*Given instruction*
In the review of Finding Vivian Maier below, condense the paragraph that begins "You'd have to be a Touareg tribesperson" into a few sentences, keeping its main facts.

*Page text*
* start *

Sunday, July 20, 2014

Finding Vivian Maier (2014)


You’d have to be a Touareg tribesperson or deep sea-dwelling creature not to have been alerted to the Vivian Maier phenomenon in the last year or so. The nanny who took at least one Rolleiflex film roll of pictures a day for 30 years and never once exhibited a shot has become big business since the ‘discovery’ of her work by several men from Chicago around 2007 when her vast horde of personal possessions, mainly kept in locked storage, became available for auction. The tens of thousands of negatives which detail her compulsive recording of street scenes - not just from New York and Chicago but also around the globe – now form the basis of a canon of work that is being acclaimed as a lost photographic treasure. Finding Vivian Maier is the second of two documentaries made in the last 18 months to examine both the pictures and, more importantly to those selling you the films, the mysterious back-story that comes attached. It’s a very good film indeed, but what does it tell us about the way in which we create mythology around ‘artists’? About the reasons we take photography? About the nature of art, itself? A lot, as it turns out…

Actually, Finding Vivian Maier most eminently tells us most about the untrustworthy nature of eyewitnesses. Obviously every documentary is fraught with the danger of unreliable narrative, whether it’s in the interviewees’ tales or in the post-production and editing. Within about three minutes Finding Vivian Maier throws up an obvious challenge to credibility by both placing the film’s co-director (and owner of the vast bulk of Maier’s legacy), John Maloof, as central narrator and then by showing us a fabricated sequence to demonstrate him bidding for the legendary boxes of negatives in the auction house (in the BBC’s marginally earlier documentary it’s revealed that Maloof actually won the lot with an ‘absentee bid’ and therefore wasn’t even there at the sale). So hackles are immediately up for anyone who labours under the misapprehension that a documentary tells a tale objectively. For me, the initial resistance was also aided by the fact that Maloof comes across as humourless as well as bearing an uncanny resemblance to a grown-up Phineas Flynn from Phineas and Ferb, but that’s neither here nor there. After the first half an hour Maloof (and fellow director, Charlie Siske) have mostly edged themselves out of the narrative and let the plethora of first-hand accounts of Maier, her eccentricities and work take centre stage.

* end *

*Records*
* start *

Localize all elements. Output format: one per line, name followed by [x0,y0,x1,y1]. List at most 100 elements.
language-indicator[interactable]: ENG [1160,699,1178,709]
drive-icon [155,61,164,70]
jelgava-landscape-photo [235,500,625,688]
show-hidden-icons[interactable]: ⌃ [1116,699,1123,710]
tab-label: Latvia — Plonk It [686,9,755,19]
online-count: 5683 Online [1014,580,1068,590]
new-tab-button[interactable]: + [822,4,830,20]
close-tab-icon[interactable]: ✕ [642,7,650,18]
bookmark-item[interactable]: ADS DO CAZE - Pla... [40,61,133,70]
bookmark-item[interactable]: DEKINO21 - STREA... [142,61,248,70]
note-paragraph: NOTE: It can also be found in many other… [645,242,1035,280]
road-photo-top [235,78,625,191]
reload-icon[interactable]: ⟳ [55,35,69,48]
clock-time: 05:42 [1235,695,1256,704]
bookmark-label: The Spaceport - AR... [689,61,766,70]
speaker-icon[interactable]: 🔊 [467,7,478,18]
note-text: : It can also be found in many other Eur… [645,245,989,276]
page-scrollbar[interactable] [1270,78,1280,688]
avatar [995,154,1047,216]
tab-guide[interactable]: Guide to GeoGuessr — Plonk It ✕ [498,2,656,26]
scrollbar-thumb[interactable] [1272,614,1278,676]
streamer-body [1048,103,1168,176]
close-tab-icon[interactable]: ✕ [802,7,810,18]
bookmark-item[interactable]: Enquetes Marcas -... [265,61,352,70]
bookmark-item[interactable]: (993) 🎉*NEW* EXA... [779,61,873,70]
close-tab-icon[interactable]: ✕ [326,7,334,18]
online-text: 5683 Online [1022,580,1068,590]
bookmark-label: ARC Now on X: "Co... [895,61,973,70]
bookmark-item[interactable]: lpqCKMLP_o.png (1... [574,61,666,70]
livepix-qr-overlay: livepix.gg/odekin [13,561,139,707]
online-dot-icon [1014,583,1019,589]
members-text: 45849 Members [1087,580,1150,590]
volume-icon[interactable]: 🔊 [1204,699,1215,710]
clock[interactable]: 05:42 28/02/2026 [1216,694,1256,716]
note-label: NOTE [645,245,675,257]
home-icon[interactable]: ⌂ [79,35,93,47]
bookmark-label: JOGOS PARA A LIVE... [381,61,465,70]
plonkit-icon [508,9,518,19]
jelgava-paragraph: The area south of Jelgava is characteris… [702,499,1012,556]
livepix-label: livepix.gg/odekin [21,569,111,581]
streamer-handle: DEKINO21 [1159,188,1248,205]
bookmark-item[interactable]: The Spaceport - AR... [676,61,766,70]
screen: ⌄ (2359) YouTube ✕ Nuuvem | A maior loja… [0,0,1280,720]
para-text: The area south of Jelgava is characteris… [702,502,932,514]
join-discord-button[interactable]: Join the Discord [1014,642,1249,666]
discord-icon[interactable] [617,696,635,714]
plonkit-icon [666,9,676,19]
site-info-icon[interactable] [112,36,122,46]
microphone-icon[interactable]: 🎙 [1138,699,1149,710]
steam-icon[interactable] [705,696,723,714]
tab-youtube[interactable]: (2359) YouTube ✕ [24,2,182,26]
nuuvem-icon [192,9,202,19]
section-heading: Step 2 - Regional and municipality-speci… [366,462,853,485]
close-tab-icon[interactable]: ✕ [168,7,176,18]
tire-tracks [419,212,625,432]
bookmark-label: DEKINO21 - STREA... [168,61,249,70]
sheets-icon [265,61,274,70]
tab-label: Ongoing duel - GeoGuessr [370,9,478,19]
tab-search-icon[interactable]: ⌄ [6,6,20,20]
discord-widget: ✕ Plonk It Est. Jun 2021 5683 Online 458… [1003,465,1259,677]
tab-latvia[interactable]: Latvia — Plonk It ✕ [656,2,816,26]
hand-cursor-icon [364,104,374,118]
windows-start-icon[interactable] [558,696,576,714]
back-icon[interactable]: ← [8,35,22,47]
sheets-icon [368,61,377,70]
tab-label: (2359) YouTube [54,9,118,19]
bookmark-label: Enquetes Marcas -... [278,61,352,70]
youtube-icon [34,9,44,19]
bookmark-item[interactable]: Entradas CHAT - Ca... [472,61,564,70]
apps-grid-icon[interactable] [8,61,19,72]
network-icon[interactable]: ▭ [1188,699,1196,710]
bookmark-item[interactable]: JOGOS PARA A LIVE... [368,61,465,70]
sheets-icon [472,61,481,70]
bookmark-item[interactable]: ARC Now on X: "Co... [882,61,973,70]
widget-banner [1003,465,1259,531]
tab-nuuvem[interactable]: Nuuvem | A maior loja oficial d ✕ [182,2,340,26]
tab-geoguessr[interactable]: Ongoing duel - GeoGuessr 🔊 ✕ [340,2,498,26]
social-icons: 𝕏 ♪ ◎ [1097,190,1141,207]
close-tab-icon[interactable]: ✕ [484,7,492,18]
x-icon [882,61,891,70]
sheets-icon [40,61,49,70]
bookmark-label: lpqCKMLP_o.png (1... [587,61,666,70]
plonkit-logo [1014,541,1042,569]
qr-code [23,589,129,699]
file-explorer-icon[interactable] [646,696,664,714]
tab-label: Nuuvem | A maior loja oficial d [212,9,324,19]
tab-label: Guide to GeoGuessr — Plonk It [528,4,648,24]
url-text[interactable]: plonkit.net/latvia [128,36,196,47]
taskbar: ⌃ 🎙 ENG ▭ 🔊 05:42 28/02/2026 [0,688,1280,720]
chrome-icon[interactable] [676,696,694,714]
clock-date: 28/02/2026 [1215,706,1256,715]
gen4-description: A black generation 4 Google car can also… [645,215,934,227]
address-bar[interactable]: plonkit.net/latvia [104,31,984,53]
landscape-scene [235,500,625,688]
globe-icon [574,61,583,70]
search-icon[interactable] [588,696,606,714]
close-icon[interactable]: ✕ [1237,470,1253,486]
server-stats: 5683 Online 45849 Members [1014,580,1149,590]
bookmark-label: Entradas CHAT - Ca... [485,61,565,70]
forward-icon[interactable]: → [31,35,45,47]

* end *

*Written answer*
Vivian Maier has drawn wide attention over the past year or so. She was a nanny who shot at least one Rolleiflex roll a day for 30 years but never exhibited a picture. Her work has become big business since several men from Chicago "discovered" it around 2007, when her huge store of possessions, mostly kept in locked storage, came up for auction. Her tens of thousands of negatives record street scenes from New York, Chicago and around the globe, and they are now acclaimed as a lost photographic treasure. Finding Vivian Maier is the second of two documentaries from the last 18 months to examine both her pictures and her mysterious back-story. The reviewer calls it a very good film that reveals a lot about how we create mythology around artists, why we take photographs, and the nature of art itself.